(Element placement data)
—————

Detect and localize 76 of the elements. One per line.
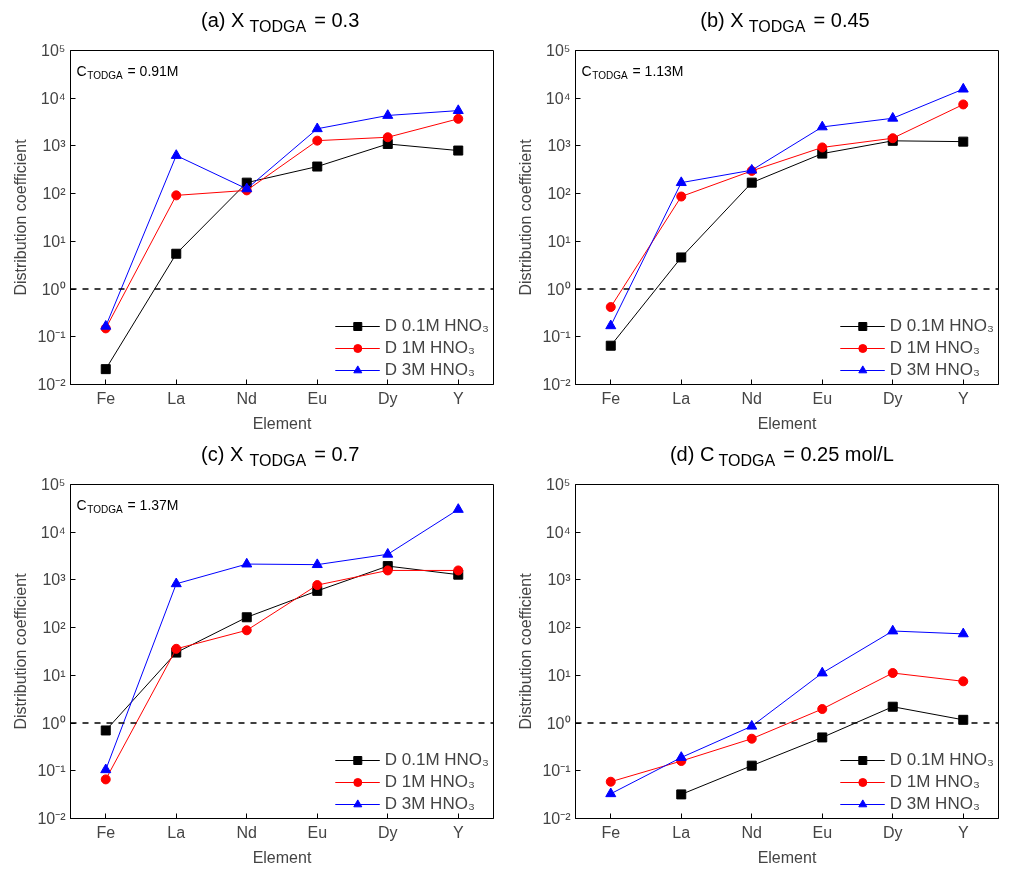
legend-label: D 1M HNO₃	[889, 338, 980, 358]
x-axis-title: Element	[252, 414, 312, 432]
x-tick-label: Y	[957, 823, 969, 841]
x-tick-label: Y	[452, 389, 464, 407]
y-tick-label: 10⁰	[546, 280, 571, 298]
x-tick-label: La	[167, 823, 186, 841]
y-tick-label: 10⁵	[546, 476, 571, 493]
legend-label: D 0.1M HNO₃	[384, 316, 489, 336]
y-tick-label: 10⁻²	[542, 376, 572, 393]
y-tick-label: 10⁰	[41, 280, 66, 298]
y-tick-label: 10⁻²	[37, 376, 67, 393]
x-axis-title: Element	[757, 414, 817, 432]
x-tick-label: Fe	[601, 389, 621, 407]
y-tick-label: 10⁵	[41, 42, 66, 59]
legend-label: D 1M HNO₃	[889, 772, 980, 792]
x-tick-label: Y	[957, 389, 969, 407]
y-axis-title: Distribution coefficient	[517, 572, 535, 730]
y-tick-label: 10⁴	[545, 89, 571, 107]
x-tick-label: Fe	[96, 389, 116, 407]
y-tick-label: 10²	[547, 619, 572, 637]
x-tick-label: La	[672, 389, 691, 407]
legend-label: D 0.1M HNO₃	[889, 750, 994, 770]
y-tick-label: 10⁻¹	[542, 328, 571, 346]
legend-label: D 3M HNO₃	[384, 360, 475, 380]
y-tick-label: 10⁻¹	[37, 328, 66, 346]
legend-label: D 0.1M HNO₃	[889, 316, 994, 336]
y-tick-label: 10¹	[42, 232, 66, 250]
x-tick-label: Dy	[377, 823, 398, 841]
x-axis-title: Element	[757, 848, 817, 866]
y-tick-label: 10⁻²	[37, 810, 67, 827]
y-tick-label: 10⁻¹	[37, 762, 66, 780]
x-tick-label: Nd	[236, 823, 257, 841]
y-axis-title: Distribution coefficient	[12, 138, 30, 296]
x-tick-label: Dy	[377, 389, 398, 407]
x-tick-label: Fe	[96, 823, 116, 841]
y-tick-label: 10⁻¹	[542, 762, 571, 780]
y-tick-label: 10⁵	[41, 476, 66, 493]
y-tick-label: 10³	[42, 137, 67, 155]
x-tick-label: Eu	[812, 389, 833, 407]
y-tick-label: 10⁰	[41, 714, 66, 732]
x-axis-title: Element	[252, 848, 312, 866]
x-tick-label: Fe	[601, 823, 621, 841]
y-tick-label: 10³	[547, 137, 572, 155]
x-tick-label: Nd	[236, 389, 257, 407]
legend-label: D 3M HNO₃	[384, 794, 475, 814]
x-tick-label: Dy	[882, 823, 903, 841]
x-tick-label: Nd	[741, 389, 762, 407]
legend-label: D 1M HNO₃	[384, 338, 475, 358]
legend-label: D 3M HNO₃	[889, 794, 980, 814]
x-tick-label: Dy	[882, 389, 903, 407]
y-tick-label: 10⁴	[40, 89, 66, 107]
y-tick-label: 10²	[547, 185, 572, 203]
legend-label: D 0.1M HNO₃	[384, 750, 489, 770]
x-tick-label: Y	[452, 823, 464, 841]
x-tick-label: Eu	[812, 823, 833, 841]
y-tick-label: 10³	[547, 571, 572, 589]
y-axis-title: Distribution coefficient	[517, 138, 535, 296]
legend-label: D 1M HNO₃	[384, 772, 475, 792]
y-axis-title: Distribution coefficient	[12, 572, 30, 730]
y-tick-label: 10²	[42, 619, 67, 637]
y-tick-label: 10¹	[547, 232, 571, 250]
y-tick-label: 10⁰	[546, 714, 571, 732]
x-tick-label: Nd	[741, 823, 762, 841]
x-tick-label: Eu	[307, 389, 328, 407]
y-tick-label: 10³	[42, 571, 67, 589]
y-tick-label: 10⁵	[546, 42, 571, 59]
y-tick-label: 10¹	[42, 666, 66, 684]
y-tick-label: 10⁻²	[542, 810, 572, 827]
x-tick-label: Eu	[307, 823, 328, 841]
y-tick-label: 10⁴	[545, 523, 571, 541]
legend-label: D 3M HNO₃	[889, 360, 980, 380]
y-tick-label: 10⁴	[40, 523, 66, 541]
y-tick-label: 10¹	[547, 666, 571, 684]
x-tick-label: La	[167, 389, 186, 407]
y-tick-label: 10²	[42, 185, 67, 203]
x-tick-label: La	[672, 823, 691, 841]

—————

To be done:
Convert every line of the data above into a Markdown table with the columns "No." and "Text", numbering the rows in order and skipping blank lines. Leave the pictures out of the table.

Result below:
| No. | Text |
|---|---|
| 1 | Detect and localize 76 of the elements. One per line. |
| 2 | legend-label: D 1M HNO₃	[889, 338, 980, 358] |
| 3 | x-axis-title: Element	[252, 414, 312, 432] |
| 4 | x-tick-label: Y	[957, 823, 969, 841] |
| 5 | x-tick-label: Y	[452, 389, 464, 407] |
| 6 | y-tick-label: 10⁰	[546, 280, 571, 298] |
| 7 | x-tick-label: La	[167, 823, 186, 841] |
| 8 | y-tick-label: 10⁵	[546, 476, 571, 493] |
| 9 | legend-label: D 0.1M HNO₃	[384, 316, 489, 336] |
| 10 | y-tick-label: 10⁻²	[542, 376, 572, 393] |
| 11 | y-tick-label: 10⁰	[41, 280, 66, 298] |
| 12 | y-tick-label: 10⁻²	[37, 376, 67, 393] |
| 13 | x-axis-title: Element	[757, 414, 817, 432] |
| 14 | x-tick-label: Fe	[601, 389, 621, 407] |
| 15 | y-tick-label: 10⁵	[41, 42, 66, 59] |
| 16 | legend-label: D 1M HNO₃	[889, 772, 980, 792] |
| 17 | x-tick-label: Y	[957, 389, 969, 407] |
| 18 | y-axis-title: Distribution coefficient	[517, 572, 535, 730] |
| 19 | y-tick-label: 10⁴	[545, 89, 571, 107] |
| 20 | x-tick-label: Fe	[96, 389, 116, 407] |
| 21 | y-tick-label: 10²	[547, 619, 572, 637] |
| 22 | x-tick-label: La	[672, 389, 691, 407] |
| 23 | legend-label: D 0.1M HNO₃	[889, 750, 994, 770] |
| 24 | y-tick-label: 10⁻¹	[542, 328, 571, 346] |
| 25 | legend-label: D 3M HNO₃	[384, 360, 475, 380] |
| 26 | y-tick-label: 10⁻¹	[37, 328, 66, 346] |
| 27 | legend-label: D 0.1M HNO₃	[889, 316, 994, 336] |
| 28 | y-tick-label: 10¹	[42, 232, 66, 250] |
| 29 | x-tick-label: Dy	[377, 823, 398, 841] |
| 30 | x-axis-title: Element	[757, 848, 817, 866] |
| 31 | y-tick-label: 10⁻²	[37, 810, 67, 827] |
| 32 | y-tick-label: 10⁻¹	[37, 762, 66, 780] |
| 33 | x-tick-label: Nd	[236, 823, 257, 841] |
| 34 | y-axis-title: Distribution coefficient	[12, 138, 30, 296] |
| 35 | x-tick-label: Dy	[377, 389, 398, 407] |
| 36 | x-tick-label: Fe	[96, 823, 116, 841] |
| 37 | y-tick-label: 10⁻¹	[542, 762, 571, 780] |
| 38 | y-tick-label: 10⁵	[41, 476, 66, 493] |
| 39 | y-tick-label: 10³	[42, 137, 67, 155] |
| 40 | x-tick-label: Eu	[812, 389, 833, 407] |
| 41 | y-tick-label: 10⁰	[41, 714, 66, 732] |
| 42 | x-axis-title: Element	[252, 848, 312, 866] |
| 43 | x-tick-label: Fe	[601, 823, 621, 841] |
| 44 | y-tick-label: 10³	[547, 137, 572, 155] |
| 45 | x-tick-label: Nd	[236, 389, 257, 407] |
| 46 | legend-label: D 3M HNO₃	[384, 794, 475, 814] |
| 47 | x-tick-label: Dy	[882, 823, 903, 841] |
| 48 | x-tick-label: Nd	[741, 389, 762, 407] |
| 49 | legend-label: D 1M HNO₃	[384, 338, 475, 358] |
| 50 | legend-label: D 3M HNO₃	[889, 794, 980, 814] |
| 51 | x-tick-label: Dy	[882, 389, 903, 407] |
| 52 | y-tick-label: 10⁴	[40, 89, 66, 107] |
| 53 | y-tick-label: 10²	[547, 185, 572, 203] |
| 54 | legend-label: D 0.1M HNO₃	[384, 750, 489, 770] |
| 55 | x-tick-label: Y	[452, 823, 464, 841] |
| 56 | x-tick-label: Eu	[812, 823, 833, 841] |
| 57 | y-tick-label: 10³	[547, 571, 572, 589] |
| 58 | y-axis-title: Distribution coefficient	[517, 138, 535, 296] |
| 59 | legend-label: D 1M HNO₃	[384, 772, 475, 792] |
| 60 | y-axis-title: Distribution coefficient	[12, 572, 30, 730] |
| 61 | y-tick-label: 10²	[42, 619, 67, 637] |
| 62 | y-tick-label: 10¹	[547, 232, 571, 250] |
| 63 | y-tick-label: 10⁰	[546, 714, 571, 732] |
| 64 | x-tick-label: Nd	[741, 823, 762, 841] |
| 65 | x-tick-label: Eu	[307, 389, 328, 407] |
| 66 | y-tick-label: 10³	[42, 571, 67, 589] |
| 67 | y-tick-label: 10⁵	[546, 42, 571, 59] |
| 68 | y-tick-label: 10¹	[42, 666, 66, 684] |
| 69 | y-tick-label: 10⁻²	[542, 810, 572, 827] |
| 70 | x-tick-label: Eu	[307, 823, 328, 841] |
| 71 | y-tick-label: 10⁴	[545, 523, 571, 541] |
| 72 | legend-label: D 3M HNO₃	[889, 360, 980, 380] |
| 73 | y-tick-label: 10⁴	[40, 523, 66, 541] |
| 74 | y-tick-label: 10¹	[547, 666, 571, 684] |
| 75 | x-tick-label: La	[167, 389, 186, 407] |
| 76 | y-tick-label: 10²	[42, 185, 67, 203] |
| 77 | x-tick-label: La	[672, 823, 691, 841] |